Exercise task — Scan the data below for the string "this". Copy every line where it appears.

Information supplied —
——————
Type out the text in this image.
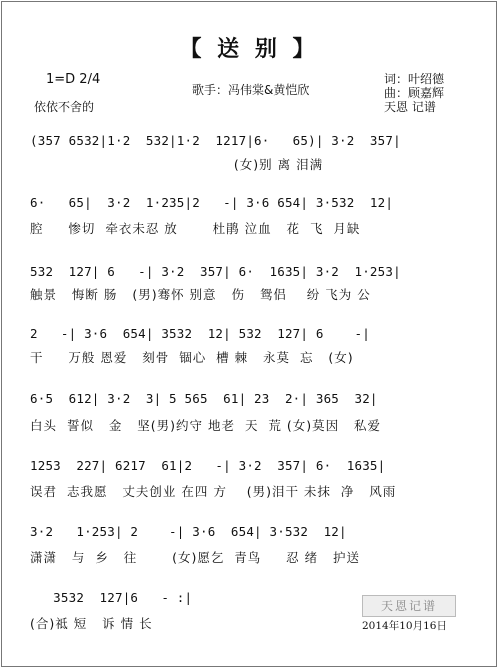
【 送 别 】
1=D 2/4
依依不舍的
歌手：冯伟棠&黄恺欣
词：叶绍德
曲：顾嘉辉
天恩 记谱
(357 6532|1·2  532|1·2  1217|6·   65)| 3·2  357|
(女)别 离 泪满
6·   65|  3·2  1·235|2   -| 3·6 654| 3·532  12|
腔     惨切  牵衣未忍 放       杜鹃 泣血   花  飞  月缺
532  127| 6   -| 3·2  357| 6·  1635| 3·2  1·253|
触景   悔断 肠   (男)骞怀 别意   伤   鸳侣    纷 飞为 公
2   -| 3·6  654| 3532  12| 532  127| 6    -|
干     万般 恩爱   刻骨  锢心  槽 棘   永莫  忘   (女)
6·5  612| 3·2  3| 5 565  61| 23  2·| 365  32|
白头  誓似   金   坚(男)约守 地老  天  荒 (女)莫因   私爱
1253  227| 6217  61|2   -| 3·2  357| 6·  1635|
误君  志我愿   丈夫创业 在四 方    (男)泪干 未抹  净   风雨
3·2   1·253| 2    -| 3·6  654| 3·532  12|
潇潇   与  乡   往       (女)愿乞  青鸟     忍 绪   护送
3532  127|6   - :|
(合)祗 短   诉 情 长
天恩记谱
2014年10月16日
——————
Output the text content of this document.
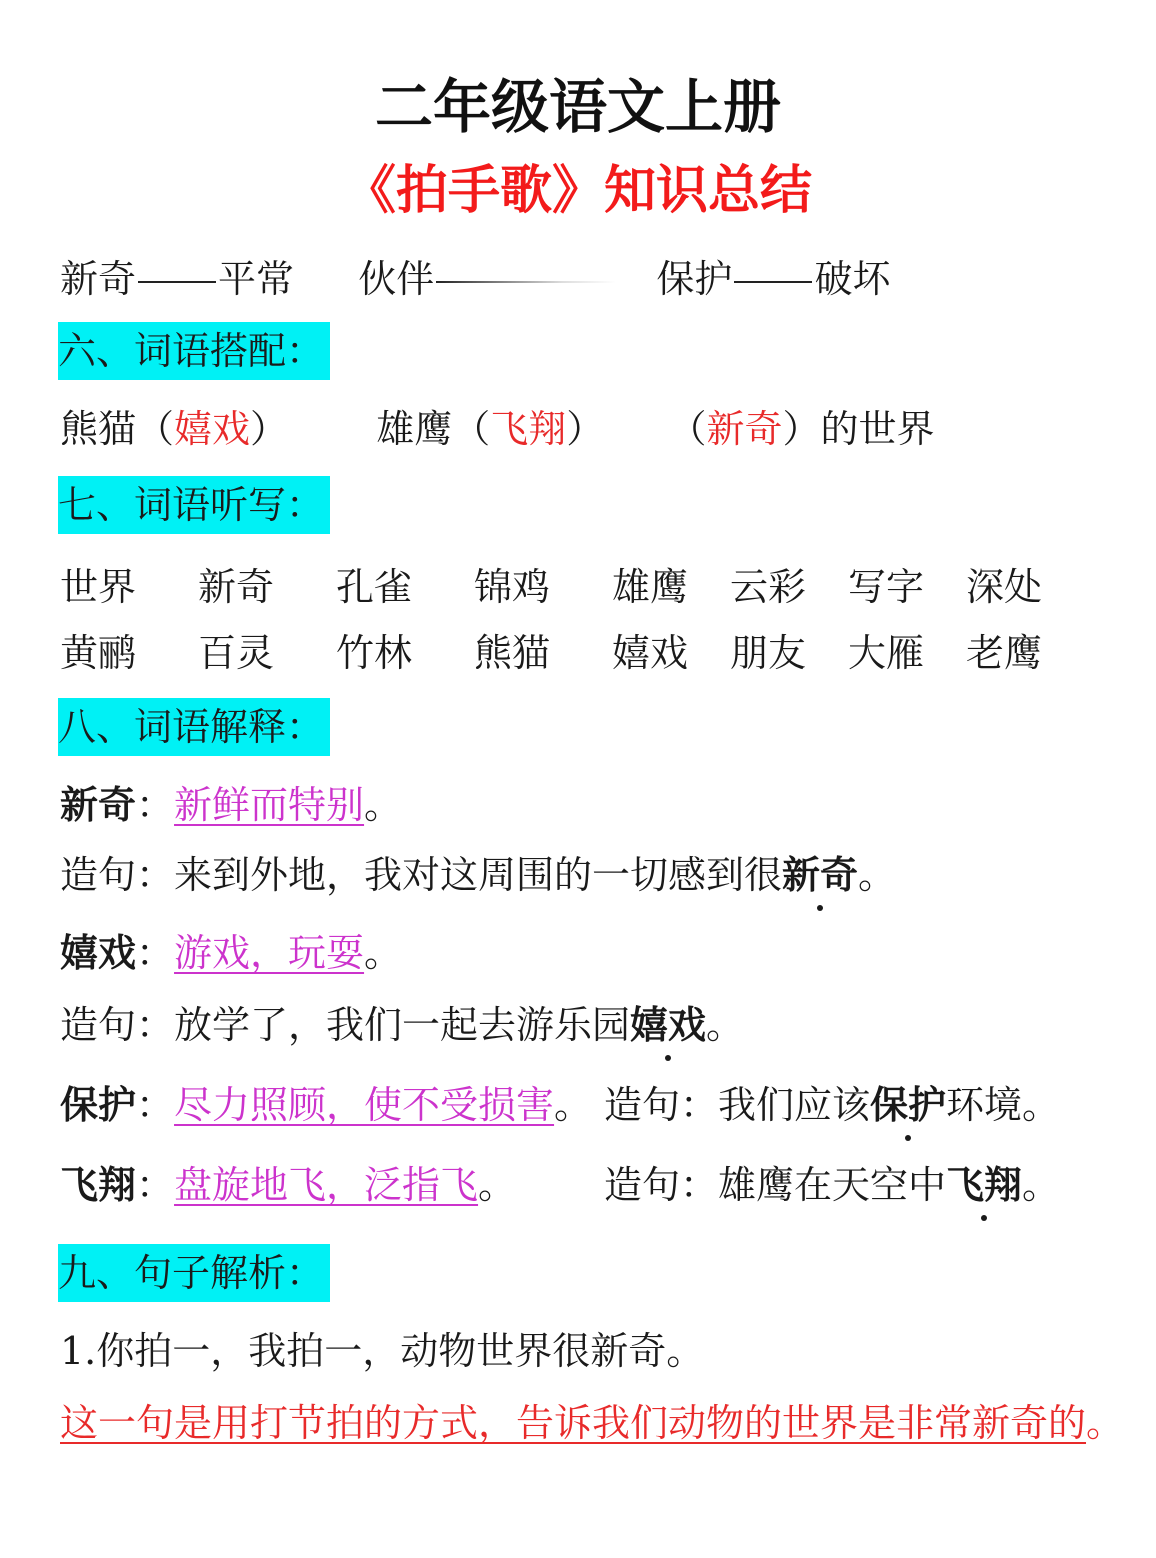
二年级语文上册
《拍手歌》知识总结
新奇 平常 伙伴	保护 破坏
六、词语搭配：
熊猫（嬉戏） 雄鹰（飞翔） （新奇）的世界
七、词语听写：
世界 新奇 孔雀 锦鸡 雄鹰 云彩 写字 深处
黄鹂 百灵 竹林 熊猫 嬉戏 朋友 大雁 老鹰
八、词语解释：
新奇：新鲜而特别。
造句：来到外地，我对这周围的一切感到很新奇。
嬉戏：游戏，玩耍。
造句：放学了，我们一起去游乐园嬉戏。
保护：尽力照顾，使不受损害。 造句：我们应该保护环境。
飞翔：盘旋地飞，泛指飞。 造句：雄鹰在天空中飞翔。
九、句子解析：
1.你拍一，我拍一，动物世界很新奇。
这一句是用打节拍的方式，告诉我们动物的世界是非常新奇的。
——————
Exercise output —
Type out the text in this image.
Output the text content of this document.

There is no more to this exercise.